Task to carry out -
Of all the lines in the records, how many hold the word "heroes"? Answer with the number only.

Data supplied -
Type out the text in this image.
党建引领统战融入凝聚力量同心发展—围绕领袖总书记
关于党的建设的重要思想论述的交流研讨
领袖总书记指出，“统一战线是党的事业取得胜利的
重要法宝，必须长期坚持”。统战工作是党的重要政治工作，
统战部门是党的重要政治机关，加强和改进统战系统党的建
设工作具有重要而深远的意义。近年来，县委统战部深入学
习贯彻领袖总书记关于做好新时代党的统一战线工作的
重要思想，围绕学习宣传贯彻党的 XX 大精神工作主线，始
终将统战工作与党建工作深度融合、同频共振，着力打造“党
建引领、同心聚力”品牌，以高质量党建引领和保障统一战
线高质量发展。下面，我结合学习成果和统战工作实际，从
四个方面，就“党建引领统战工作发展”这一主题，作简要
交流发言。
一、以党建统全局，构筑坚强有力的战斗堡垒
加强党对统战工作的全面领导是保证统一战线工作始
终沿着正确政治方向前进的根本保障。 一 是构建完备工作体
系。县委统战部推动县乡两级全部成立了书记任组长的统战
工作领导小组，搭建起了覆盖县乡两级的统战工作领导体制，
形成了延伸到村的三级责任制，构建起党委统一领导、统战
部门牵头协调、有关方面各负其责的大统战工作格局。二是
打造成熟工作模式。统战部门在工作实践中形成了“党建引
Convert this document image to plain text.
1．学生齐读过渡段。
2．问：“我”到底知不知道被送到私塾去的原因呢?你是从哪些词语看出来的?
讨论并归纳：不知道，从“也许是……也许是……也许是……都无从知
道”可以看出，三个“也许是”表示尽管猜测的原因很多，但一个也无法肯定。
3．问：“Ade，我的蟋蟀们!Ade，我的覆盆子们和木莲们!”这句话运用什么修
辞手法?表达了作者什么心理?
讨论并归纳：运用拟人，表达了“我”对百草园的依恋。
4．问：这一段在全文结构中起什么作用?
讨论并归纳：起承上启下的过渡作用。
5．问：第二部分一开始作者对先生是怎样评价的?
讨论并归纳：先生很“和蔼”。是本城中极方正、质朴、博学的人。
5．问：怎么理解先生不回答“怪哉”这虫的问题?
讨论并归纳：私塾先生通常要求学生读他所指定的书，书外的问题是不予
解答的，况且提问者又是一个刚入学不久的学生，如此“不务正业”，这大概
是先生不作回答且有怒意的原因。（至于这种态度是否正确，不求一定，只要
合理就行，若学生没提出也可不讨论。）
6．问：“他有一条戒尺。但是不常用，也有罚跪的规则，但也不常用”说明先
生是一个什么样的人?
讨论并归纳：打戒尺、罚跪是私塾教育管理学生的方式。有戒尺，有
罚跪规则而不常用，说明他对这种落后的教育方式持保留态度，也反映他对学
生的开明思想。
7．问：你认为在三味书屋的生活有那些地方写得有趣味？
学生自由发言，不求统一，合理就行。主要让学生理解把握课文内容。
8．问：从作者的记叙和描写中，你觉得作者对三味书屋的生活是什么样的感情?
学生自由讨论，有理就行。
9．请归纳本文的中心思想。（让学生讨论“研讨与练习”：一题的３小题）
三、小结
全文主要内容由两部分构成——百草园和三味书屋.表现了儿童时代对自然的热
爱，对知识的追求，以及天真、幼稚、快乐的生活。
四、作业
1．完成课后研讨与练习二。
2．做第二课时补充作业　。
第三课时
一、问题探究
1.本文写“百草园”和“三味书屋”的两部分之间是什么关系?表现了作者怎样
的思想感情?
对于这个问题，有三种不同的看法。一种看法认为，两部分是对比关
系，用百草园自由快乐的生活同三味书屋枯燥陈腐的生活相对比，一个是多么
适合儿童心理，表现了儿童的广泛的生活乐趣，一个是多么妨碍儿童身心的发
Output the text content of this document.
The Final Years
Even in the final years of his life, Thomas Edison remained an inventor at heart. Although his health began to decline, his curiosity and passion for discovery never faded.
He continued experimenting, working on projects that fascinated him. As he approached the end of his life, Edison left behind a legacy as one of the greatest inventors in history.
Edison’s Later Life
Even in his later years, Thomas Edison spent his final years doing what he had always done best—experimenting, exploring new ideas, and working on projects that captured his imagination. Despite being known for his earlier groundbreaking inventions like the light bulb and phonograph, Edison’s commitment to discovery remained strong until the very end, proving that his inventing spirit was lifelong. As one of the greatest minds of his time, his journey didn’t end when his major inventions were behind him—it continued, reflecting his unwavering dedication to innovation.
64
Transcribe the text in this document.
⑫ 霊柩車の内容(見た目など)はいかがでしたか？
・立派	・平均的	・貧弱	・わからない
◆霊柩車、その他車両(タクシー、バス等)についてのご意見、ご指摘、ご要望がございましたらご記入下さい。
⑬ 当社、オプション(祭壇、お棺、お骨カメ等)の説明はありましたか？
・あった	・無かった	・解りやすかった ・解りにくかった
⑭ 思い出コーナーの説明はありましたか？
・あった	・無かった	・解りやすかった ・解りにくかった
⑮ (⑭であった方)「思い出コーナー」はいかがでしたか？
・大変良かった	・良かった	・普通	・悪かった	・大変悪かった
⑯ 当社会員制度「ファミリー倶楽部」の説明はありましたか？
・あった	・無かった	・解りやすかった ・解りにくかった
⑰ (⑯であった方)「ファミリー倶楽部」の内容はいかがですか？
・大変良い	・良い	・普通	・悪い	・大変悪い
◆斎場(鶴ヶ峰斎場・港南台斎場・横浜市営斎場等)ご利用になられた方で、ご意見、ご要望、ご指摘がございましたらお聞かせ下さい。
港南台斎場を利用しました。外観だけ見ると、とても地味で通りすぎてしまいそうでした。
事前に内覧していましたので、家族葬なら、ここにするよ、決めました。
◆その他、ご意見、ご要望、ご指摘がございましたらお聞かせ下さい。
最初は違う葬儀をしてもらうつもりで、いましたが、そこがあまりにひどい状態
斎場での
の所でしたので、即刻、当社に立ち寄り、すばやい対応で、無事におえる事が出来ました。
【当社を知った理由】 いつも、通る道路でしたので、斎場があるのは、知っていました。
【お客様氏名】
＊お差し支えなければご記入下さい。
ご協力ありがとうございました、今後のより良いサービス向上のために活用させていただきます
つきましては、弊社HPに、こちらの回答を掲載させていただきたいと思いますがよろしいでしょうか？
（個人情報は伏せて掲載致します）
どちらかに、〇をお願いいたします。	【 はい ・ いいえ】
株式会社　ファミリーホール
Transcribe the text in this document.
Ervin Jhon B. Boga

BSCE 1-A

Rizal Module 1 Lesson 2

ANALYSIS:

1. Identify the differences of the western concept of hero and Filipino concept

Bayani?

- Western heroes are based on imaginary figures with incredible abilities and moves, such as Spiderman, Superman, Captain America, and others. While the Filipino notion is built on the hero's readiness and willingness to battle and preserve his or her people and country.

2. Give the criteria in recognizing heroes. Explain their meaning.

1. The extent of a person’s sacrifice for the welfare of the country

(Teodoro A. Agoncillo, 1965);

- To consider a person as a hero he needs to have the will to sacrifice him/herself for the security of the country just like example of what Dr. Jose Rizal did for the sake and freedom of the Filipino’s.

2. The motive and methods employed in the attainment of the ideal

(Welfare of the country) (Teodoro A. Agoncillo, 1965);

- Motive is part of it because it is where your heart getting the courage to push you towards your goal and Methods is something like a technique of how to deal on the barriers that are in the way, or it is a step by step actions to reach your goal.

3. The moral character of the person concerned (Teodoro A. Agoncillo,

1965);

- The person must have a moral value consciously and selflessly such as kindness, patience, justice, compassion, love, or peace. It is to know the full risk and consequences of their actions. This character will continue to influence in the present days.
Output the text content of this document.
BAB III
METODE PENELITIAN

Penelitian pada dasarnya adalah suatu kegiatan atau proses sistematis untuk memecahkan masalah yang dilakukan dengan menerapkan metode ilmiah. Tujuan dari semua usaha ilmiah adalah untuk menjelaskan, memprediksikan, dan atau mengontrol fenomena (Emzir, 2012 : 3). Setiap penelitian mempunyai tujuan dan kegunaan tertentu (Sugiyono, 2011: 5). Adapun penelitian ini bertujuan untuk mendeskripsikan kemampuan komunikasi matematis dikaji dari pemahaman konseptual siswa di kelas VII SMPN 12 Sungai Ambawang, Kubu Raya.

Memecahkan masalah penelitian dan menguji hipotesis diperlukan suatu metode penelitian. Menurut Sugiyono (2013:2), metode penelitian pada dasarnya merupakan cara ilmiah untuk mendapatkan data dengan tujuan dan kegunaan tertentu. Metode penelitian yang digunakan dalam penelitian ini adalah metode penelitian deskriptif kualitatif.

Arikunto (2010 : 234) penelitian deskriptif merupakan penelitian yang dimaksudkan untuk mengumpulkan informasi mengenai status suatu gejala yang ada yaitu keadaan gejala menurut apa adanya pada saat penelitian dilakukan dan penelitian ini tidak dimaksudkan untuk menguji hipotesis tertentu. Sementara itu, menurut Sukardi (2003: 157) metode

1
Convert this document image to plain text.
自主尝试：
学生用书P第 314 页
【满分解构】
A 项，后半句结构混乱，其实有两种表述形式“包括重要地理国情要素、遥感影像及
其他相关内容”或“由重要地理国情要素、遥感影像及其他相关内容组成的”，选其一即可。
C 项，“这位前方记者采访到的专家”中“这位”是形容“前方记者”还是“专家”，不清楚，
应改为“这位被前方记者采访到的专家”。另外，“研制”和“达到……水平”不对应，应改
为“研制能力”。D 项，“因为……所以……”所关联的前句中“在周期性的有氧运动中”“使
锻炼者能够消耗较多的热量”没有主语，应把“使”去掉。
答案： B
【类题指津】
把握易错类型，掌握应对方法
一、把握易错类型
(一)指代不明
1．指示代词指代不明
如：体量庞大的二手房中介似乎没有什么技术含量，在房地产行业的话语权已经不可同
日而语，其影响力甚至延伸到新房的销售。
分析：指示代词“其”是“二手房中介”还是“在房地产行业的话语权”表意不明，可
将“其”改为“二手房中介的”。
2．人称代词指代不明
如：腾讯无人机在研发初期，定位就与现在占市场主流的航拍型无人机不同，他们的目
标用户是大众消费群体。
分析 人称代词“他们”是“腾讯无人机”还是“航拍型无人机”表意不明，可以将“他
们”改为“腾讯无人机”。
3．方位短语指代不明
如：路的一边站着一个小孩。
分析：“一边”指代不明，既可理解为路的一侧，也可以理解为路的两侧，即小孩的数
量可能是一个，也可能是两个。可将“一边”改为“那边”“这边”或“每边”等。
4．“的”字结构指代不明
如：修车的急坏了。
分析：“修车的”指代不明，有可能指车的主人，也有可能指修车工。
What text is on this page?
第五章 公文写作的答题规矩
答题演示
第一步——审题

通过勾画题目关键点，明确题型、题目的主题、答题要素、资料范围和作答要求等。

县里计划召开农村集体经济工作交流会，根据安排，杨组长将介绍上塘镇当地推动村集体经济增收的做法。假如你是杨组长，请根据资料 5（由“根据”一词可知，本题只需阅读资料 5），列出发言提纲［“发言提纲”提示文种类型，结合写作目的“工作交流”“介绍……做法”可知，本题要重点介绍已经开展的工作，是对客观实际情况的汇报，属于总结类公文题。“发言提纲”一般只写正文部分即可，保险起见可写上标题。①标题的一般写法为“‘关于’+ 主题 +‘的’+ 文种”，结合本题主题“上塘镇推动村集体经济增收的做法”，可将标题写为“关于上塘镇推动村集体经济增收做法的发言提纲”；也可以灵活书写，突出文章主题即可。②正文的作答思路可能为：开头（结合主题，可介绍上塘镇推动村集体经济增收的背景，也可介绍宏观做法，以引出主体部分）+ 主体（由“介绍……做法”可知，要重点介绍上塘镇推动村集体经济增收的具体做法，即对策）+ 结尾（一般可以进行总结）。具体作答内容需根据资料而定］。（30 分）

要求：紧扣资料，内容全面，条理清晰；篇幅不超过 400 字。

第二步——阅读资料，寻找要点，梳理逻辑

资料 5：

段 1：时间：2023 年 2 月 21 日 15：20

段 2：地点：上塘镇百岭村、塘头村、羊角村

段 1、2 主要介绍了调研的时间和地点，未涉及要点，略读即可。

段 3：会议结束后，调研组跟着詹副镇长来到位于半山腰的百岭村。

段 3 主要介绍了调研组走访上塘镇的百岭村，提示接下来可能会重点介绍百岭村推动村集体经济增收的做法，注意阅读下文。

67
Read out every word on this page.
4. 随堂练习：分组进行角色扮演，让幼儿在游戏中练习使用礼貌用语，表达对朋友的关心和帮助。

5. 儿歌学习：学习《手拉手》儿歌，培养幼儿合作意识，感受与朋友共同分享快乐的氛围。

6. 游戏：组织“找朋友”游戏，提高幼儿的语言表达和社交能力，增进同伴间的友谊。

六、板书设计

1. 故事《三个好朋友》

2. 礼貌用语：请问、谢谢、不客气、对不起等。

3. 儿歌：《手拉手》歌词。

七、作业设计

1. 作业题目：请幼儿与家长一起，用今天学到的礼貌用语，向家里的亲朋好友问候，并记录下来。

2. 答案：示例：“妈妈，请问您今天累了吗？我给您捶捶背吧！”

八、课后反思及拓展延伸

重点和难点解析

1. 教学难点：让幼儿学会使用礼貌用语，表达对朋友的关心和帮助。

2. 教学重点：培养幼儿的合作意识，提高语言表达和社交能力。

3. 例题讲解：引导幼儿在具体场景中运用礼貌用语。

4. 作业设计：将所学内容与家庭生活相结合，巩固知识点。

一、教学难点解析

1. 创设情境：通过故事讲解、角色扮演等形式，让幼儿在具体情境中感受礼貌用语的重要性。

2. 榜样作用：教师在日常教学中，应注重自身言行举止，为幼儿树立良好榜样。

Result -
2